Your task is to copy the material exactly.

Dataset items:
++++++++++++++++++++

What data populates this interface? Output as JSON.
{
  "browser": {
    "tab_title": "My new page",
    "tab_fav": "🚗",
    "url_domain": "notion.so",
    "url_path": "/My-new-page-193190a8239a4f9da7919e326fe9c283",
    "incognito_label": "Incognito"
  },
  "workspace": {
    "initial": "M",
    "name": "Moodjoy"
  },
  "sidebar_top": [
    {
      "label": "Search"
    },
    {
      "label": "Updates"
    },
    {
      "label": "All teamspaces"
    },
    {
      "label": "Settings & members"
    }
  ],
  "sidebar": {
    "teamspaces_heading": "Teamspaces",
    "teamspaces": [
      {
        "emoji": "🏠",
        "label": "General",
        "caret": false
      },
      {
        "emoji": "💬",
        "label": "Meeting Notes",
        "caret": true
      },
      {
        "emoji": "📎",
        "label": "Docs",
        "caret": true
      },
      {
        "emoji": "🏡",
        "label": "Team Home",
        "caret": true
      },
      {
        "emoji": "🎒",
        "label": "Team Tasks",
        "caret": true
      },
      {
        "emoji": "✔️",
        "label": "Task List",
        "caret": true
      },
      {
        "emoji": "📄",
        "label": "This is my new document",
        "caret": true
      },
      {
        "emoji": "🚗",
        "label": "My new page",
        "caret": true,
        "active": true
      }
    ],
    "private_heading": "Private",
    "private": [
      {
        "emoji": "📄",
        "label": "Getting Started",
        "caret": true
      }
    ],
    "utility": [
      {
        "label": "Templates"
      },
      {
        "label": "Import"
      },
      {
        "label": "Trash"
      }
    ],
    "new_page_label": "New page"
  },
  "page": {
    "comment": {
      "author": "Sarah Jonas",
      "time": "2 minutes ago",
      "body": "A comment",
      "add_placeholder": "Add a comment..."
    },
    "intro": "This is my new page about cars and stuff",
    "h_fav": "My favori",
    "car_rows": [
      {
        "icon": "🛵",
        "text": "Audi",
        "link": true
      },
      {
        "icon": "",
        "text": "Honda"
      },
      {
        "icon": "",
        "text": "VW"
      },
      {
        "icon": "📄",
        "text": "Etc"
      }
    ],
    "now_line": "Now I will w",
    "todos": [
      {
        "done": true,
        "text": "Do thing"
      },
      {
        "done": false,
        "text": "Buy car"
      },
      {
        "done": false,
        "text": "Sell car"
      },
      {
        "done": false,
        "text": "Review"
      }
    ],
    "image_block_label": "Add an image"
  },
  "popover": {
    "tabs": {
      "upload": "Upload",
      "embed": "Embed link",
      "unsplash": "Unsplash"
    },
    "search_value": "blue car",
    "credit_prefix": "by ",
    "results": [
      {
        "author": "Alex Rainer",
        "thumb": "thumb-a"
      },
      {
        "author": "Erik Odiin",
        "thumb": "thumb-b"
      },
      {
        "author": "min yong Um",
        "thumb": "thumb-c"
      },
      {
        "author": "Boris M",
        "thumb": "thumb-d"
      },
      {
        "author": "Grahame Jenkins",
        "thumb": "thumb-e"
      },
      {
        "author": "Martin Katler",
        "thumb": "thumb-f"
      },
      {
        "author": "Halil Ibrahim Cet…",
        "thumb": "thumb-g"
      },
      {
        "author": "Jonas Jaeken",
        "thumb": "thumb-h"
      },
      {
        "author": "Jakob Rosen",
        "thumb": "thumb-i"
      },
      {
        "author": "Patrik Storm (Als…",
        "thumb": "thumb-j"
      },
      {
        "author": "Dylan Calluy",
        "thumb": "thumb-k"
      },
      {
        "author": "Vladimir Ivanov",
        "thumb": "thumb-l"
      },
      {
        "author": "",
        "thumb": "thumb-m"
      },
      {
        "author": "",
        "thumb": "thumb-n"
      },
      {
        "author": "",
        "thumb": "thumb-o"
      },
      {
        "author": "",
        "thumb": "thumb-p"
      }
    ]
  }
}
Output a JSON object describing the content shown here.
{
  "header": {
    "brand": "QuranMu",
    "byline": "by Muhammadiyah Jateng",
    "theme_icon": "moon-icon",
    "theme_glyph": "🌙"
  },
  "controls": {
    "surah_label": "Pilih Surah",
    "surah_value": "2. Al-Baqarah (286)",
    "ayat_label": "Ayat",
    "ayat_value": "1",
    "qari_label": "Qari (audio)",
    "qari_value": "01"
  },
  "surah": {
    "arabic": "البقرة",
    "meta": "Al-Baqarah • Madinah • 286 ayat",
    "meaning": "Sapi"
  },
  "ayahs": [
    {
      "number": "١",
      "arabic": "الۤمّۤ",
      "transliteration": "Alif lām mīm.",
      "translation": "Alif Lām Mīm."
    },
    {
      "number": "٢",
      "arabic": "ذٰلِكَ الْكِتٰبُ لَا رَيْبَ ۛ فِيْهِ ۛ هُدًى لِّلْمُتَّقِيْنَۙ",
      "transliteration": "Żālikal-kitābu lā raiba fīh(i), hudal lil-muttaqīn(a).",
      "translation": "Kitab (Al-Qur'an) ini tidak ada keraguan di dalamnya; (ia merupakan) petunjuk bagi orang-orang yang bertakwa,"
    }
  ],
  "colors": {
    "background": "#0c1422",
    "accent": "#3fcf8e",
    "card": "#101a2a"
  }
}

++++++++++++++++++++

» **Task response**:
What data populates this interface? Output as JSON.
{
  "browser": {
    "tab_title": "My new page",
    "tab_fav": "🚗",
    "url_domain": "notion.so",
    "url_path": "/My-new-page-193190a8239a4f9da7919e326fe9c283",
    "incognito_label": "Incognito"
  },
  "workspace": {
    "initial": "M",
    "name": "Moodjoy"
  },
  "sidebar_top": [
    {
      "label": "Search"
    },
    {
      "label": "Updates"
    },
    {
      "label": "All teamspaces"
    },
    {
      "label": "Settings & members"
    }
  ],
  "sidebar": {
    "teamspaces_heading": "Teamspaces",
    "teamspaces": [
      {
        "emoji": "🏠",
        "label": "General",
        "caret": false
      },
      {
        "emoji": "💬",
        "label": "Meeting Notes",
        "caret": true
      },
      {
        "emoji": "📎",
        "label": "Docs",
        "caret": true
      },
      {
        "emoji": "🏡",
        "label": "Team Home",
        "caret": true
      },
      {
        "emoji": "🎒",
        "label": "Team Tasks",
        "caret": true
      },
      {
        "emoji": "✔️",
        "label": "Task List",
        "caret": true
      },
      {
        "emoji": "📄",
        "label": "This is my new document",
        "caret": true
      },
      {
        "emoji": "🚗",
        "label": "My new page",
        "caret": true,
        "active": true
      }
    ],
    "private_heading": "Private",
    "private": [
      {
        "emoji": "📄",
        "label": "Getting Started",
        "caret": true
      }
    ],
    "utility": [
      {
        "label": "Templates"
      },
      {
        "label": "Import"
      },
      {
        "label": "Trash"
      }
    ],
    "new_page_label": "New page"
  },
  "page": {
    "comment": {
      "author": "Sarah Jonas",
      "time": "2 minutes ago",
      "body": "A comment",
      "add_placeholder": "Add a comment..."
    },
    "intro": "This is my new page about cars and stuff",
    "h_fav": "My favori",
    "car_rows": [
      {
        "icon": "🛵",
        "text": "Audi",
        "link": true
      },
      {
        "icon": "",
        "text": "Honda"
      },
      {
        "icon": "",
        "text": "VW"
      },
      {
        "icon": "📄",
        "text": "Etc"
      }
    ],
    "now_line": "Now I will w",
    "todos": [
      {
        "done": true,
        "text": "Do thing"
      },
      {
        "done": false,
        "text": "Buy car"
      },
      {
        "done": false,
        "text": "Sell car"
      },
      {
        "done": false,
        "text": "Review"
      }
    ],
    "image_block_label": "Add an image"
  },
  "popover": {
    "tabs": {
      "upload": "Upload",
      "embed": "Embed link",
      "unsplash": "Unsplash"
    },
    "search_value": "blue car",
    "credit_prefix": "by ",
    "results": [
      {
        "author": "Alex Rainer",
        "thumb": "thumb-a"
      },
      {
        "author": "Erik Odiin",
        "thumb": "thumb-b"
      },
      {
        "author": "min yong Um",
        "thumb": "thumb-c"
      },
      {
        "author": "Boris M",
        "thumb": "thumb-d"
      },
      {
        "author": "Grahame Jenkins",
        "thumb": "thumb-e"
      },
      {
        "author": "Martin Katler",
        "thumb": "thumb-f"
      },
      {
        "author": "Halil Ibrahim Cet…",
        "thumb": "thumb-g"
      },
      {
        "author": "Jonas Jaeken",
        "thumb": "thumb-h"
      },
      {
        "author": "Jakob Rosen",
        "thumb": "thumb-i"
      },
      {
        "author": "Patrik Storm (Als…",
        "thumb": "thumb-j"
      },
      {
        "author": "Dylan Calluy",
        "thumb": "thumb-k"
      },
      {
        "author": "Vladimir Ivanov",
        "thumb": "thumb-l"
      },
      {
        "author": "",
        "thumb": "thumb-m"
      },
      {
        "author": "",
        "thumb": "thumb-n"
      },
      {
        "author": "",
        "thumb": "thumb-o"
      },
      {
        "author": "",
        "thumb": "thumb-p"
      }
    ]
  }
}
Output a JSON object describing the content shown here.
{
  "header": {
    "brand": "QuranMu",
    "byline": "by Muhammadiyah Jateng",
    "theme_icon": "moon-icon",
    "theme_glyph": "🌙"
  },
  "controls": {
    "surah_label": "Pilih Surah",
    "surah_value": "2. Al-Baqarah (286)",
    "ayat_label": "Ayat",
    "ayat_value": "1",
    "qari_label": "Qari (audio)",
    "qari_value": "01"
  },
  "surah": {
    "arabic": "البقرة",
    "meta": "Al-Baqarah • Madinah • 286 ayat",
    "meaning": "Sapi"
  },
  "ayahs": [
    {
      "number": "١",
      "arabic": "الۤمّۤ",
      "transliteration": "Alif lām mīm.",
      "translation": "Alif Lām Mīm."
    },
    {
      "number": "٢",
      "arabic": "ذٰلِكَ الْكِتٰبُ لَا رَيْبَ ۛ فِيْهِ ۛ هُدًى لِّلْمُتَّقِيْنَۙ",
      "transliteration": "Żālikal-kitābu lā raiba fīh(i), hudal lil-muttaqīn(a).",
      "translation": "Kitab (Al-Qur'an) ini tidak ada keraguan di dalamnya; (ia merupakan) petunjuk bagi orang-orang yang bertakwa,"
    }
  ],
  "colors": {
    "background": "#0c1422",
    "accent": "#3fcf8e",
    "card": "#101a2a"
  }
}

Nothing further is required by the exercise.